══ Entries

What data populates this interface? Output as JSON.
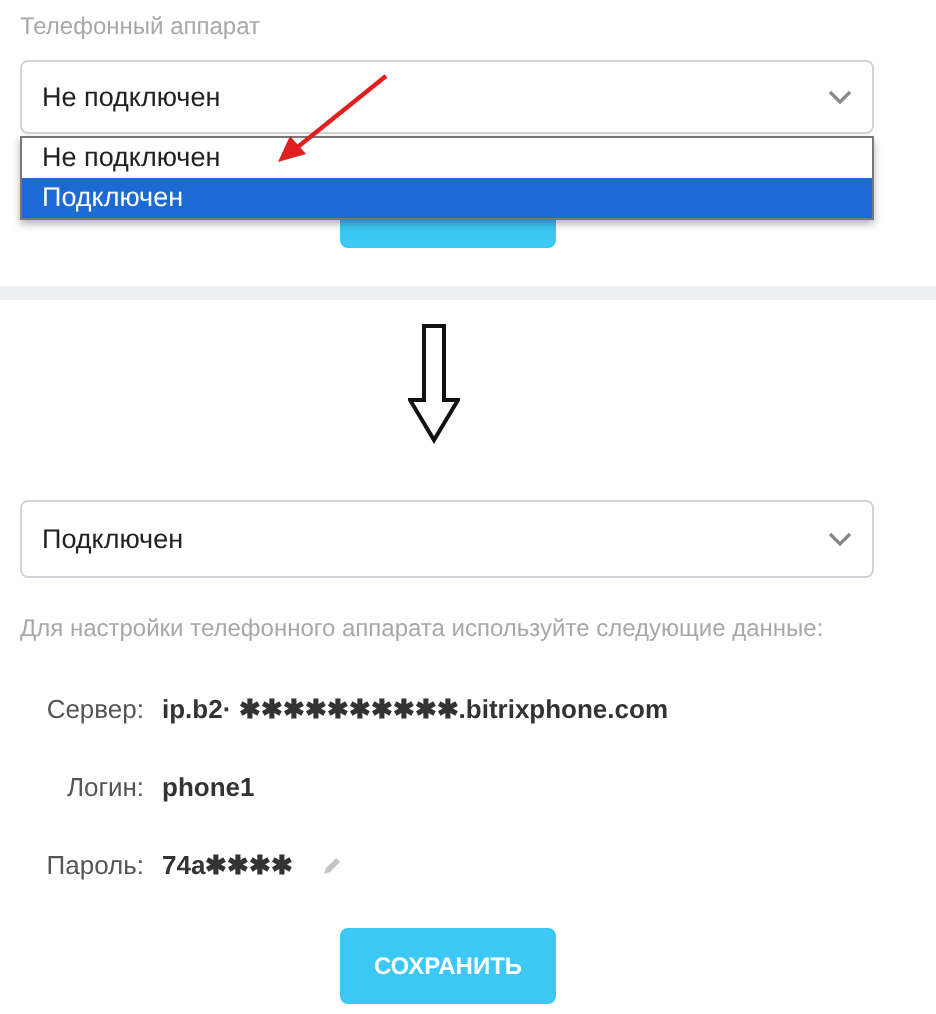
{
  "top": {
    "label": "Телефонный аппарат",
    "select": {
      "value": "Не подключен"
    },
    "options": [
      {
        "label": "Не подключен",
        "selected": false
      },
      {
        "label": "Подключен",
        "selected": true
      }
    ]
  },
  "bottom": {
    "select": {
      "value": "Подключен"
    },
    "hint": "Для настройки телефонного аппарата используйте следующие данные:",
    "fields": [
      {
        "label": "Сервер:",
        "value": "ip.b2· ✱✱✱✱✱✱✱✱✱✱.bitrixphone.com",
        "editable": false
      },
      {
        "label": "Логин:",
        "value": "phone1",
        "editable": false
      },
      {
        "label": "Пароль:",
        "value": "74a✱✱✱✱",
        "editable": true
      }
    ],
    "save_button": "СОХРАНИТЬ"
  }
}
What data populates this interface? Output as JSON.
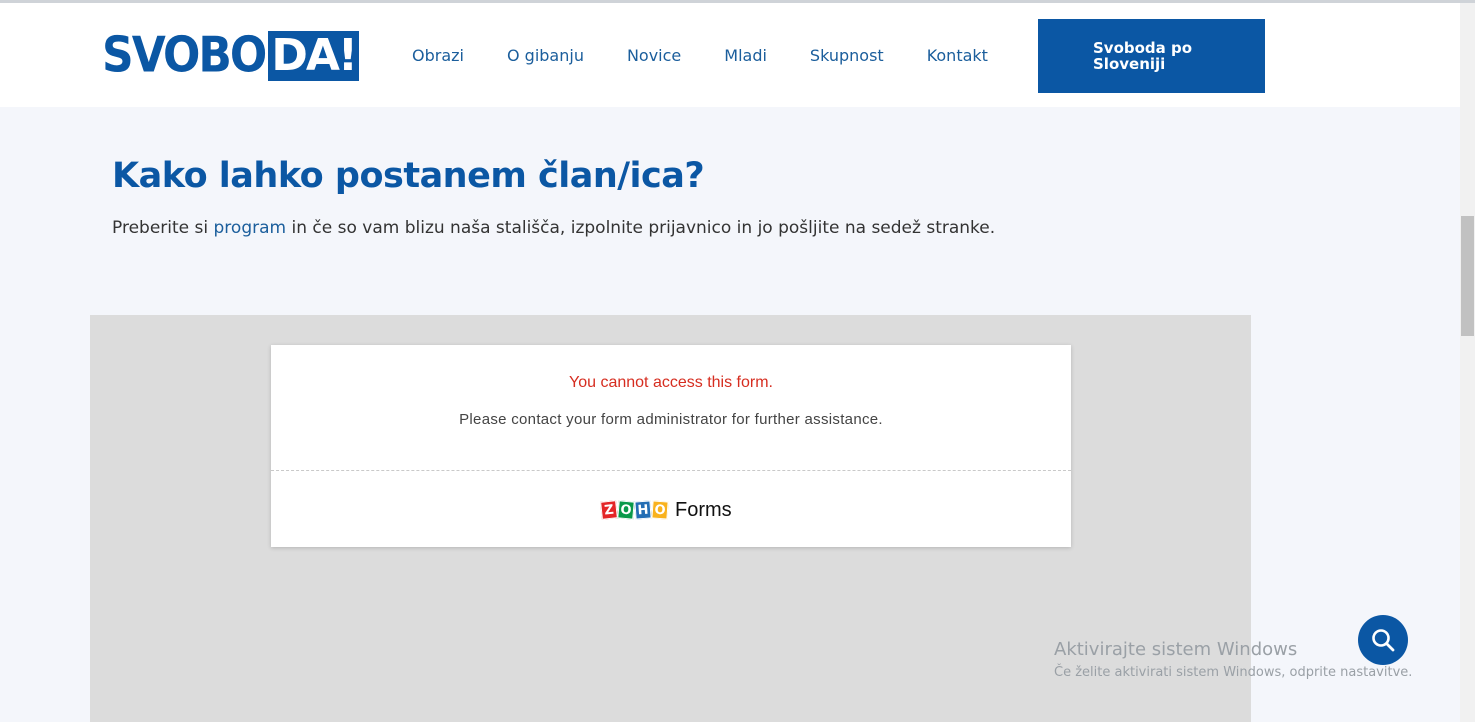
{
  "header": {
    "logo_part1": "SVOBO",
    "logo_part2": "DA!",
    "nav": [
      "Obrazi",
      "O gibanju",
      "Novice",
      "Mladi",
      "Skupnost",
      "Kontakt"
    ],
    "cta_label": "Svoboda po Sloveniji"
  },
  "main": {
    "title": "Kako lahko postanem član/ica?",
    "intro_before": "Preberite si ",
    "intro_link": "program",
    "intro_after": " in če so vam blizu naša stališča, izpolnite prijavnico in jo pošljite na sedež stranke."
  },
  "form_embed": {
    "error": "You cannot access this form.",
    "message": "Please contact your form administrator for further assistance.",
    "brand_letters": [
      "Z",
      "O",
      "H",
      "O"
    ],
    "brand_colors": [
      "#e42527",
      "#089949",
      "#226db4",
      "#f9b21d"
    ],
    "brand_word": "Forms"
  },
  "watermark": {
    "line1": "Aktivirajte sistem Windows",
    "line2": "Če želite aktivirati sistem Windows, odprite nastavitve."
  },
  "colors": {
    "brand_blue": "#0b57a4",
    "error_red": "#d62d20"
  },
  "icons": {
    "search_button": "search-icon"
  }
}
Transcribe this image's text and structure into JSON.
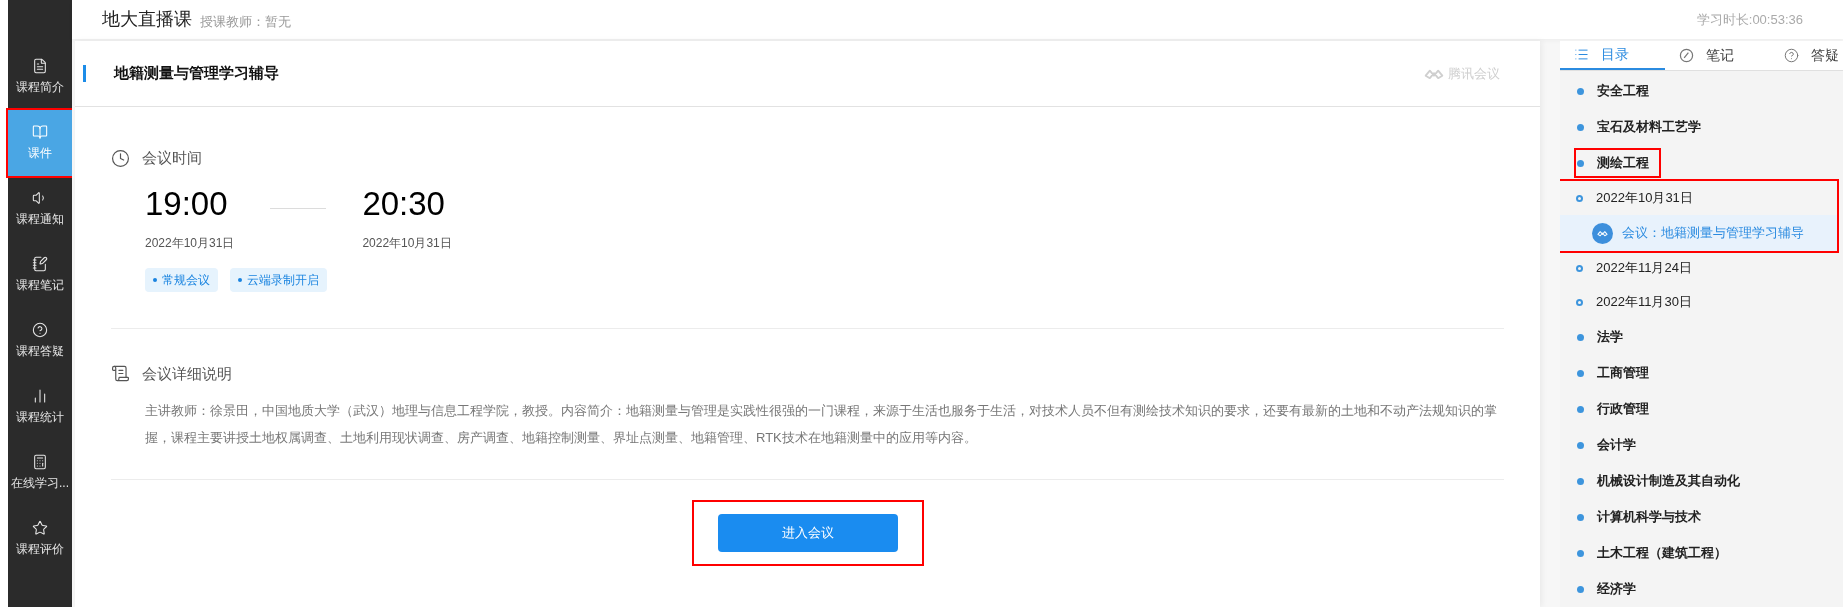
{
  "header": {
    "title": "地大直播课",
    "teacher": "授课教师：暂无",
    "study_time": "学习时长:00:53:36"
  },
  "sidebar": {
    "items": [
      {
        "label": "课程简介",
        "kind": "intro",
        "selected": false,
        "highlighted": false
      },
      {
        "label": "课件",
        "kind": "courseware",
        "selected": true,
        "highlighted": true
      },
      {
        "label": "课程通知",
        "kind": "notice",
        "selected": false,
        "highlighted": false
      },
      {
        "label": "课程笔记",
        "kind": "notes",
        "selected": false,
        "highlighted": false
      },
      {
        "label": "课程答疑",
        "kind": "qa",
        "selected": false,
        "highlighted": false
      },
      {
        "label": "课程统计",
        "kind": "stats",
        "selected": false,
        "highlighted": false
      },
      {
        "label": "在线学习...",
        "kind": "online",
        "selected": false,
        "highlighted": false
      },
      {
        "label": "课程评价",
        "kind": "rating",
        "selected": false,
        "highlighted": false
      }
    ]
  },
  "meeting": {
    "title": "地籍测量与管理学习辅导",
    "brand": "腾讯会议",
    "time_section": {
      "heading": "会议时间",
      "start_time": "19:00",
      "start_date": "2022年10月31日",
      "end_time": "20:30",
      "end_date": "2022年10月31日",
      "tags": [
        "常规会议",
        "云端录制开启"
      ]
    },
    "detail_section": {
      "heading": "会议详细说明",
      "text": "主讲教师：徐景田，中国地质大学（武汉）地理与信息工程学院，教授。内容简介：地籍测量与管理是实践性很强的一门课程，来源于生活也服务于生活，对技术人员不但有测绘技术知识的要求，还要有最新的土地和不动产法规知识的掌握，课程主要讲授土地权属调查、土地利用现状调查、房产调查、地籍控制测量、界址点测量、地籍管理、RTK技术在地籍测量中的应用等内容。"
    },
    "enter_button": {
      "label": "进入会议",
      "highlighted": true
    }
  },
  "right_panel": {
    "tabs": [
      {
        "label": "目录",
        "kind": "catalog",
        "selected": true
      },
      {
        "label": "笔记",
        "kind": "notes",
        "selected": false
      },
      {
        "label": "答疑",
        "kind": "qa",
        "selected": false
      }
    ],
    "catalog": [
      {
        "label": "安全工程",
        "kind": "subject",
        "highlighted": false
      },
      {
        "label": "宝石及材料工艺学",
        "kind": "subject",
        "highlighted": false
      },
      {
        "label": "测绘工程",
        "kind": "subject",
        "highlighted": true
      },
      {
        "label": "2022年10月31日",
        "kind": "date",
        "highlighted": true,
        "children": [
          {
            "label": "会议：地籍测量与管理学习辅导",
            "kind": "meeting",
            "selected": true
          }
        ]
      },
      {
        "label": "2022年11月24日",
        "kind": "date",
        "highlighted": false
      },
      {
        "label": "2022年11月30日",
        "kind": "date",
        "highlighted": false
      },
      {
        "label": "法学",
        "kind": "subject",
        "highlighted": false
      },
      {
        "label": "工商管理",
        "kind": "subject",
        "highlighted": false
      },
      {
        "label": "行政管理",
        "kind": "subject",
        "highlighted": false
      },
      {
        "label": "会计学",
        "kind": "subject",
        "highlighted": false
      },
      {
        "label": "机械设计制造及其自动化",
        "kind": "subject",
        "highlighted": false
      },
      {
        "label": "计算机科学与技术",
        "kind": "subject",
        "highlighted": false
      },
      {
        "label": "土木工程（建筑工程）",
        "kind": "subject",
        "highlighted": false
      },
      {
        "label": "经济学",
        "kind": "subject",
        "highlighted": false
      }
    ]
  }
}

════

Count the lines of the data that include the string "this", and give only that number.

4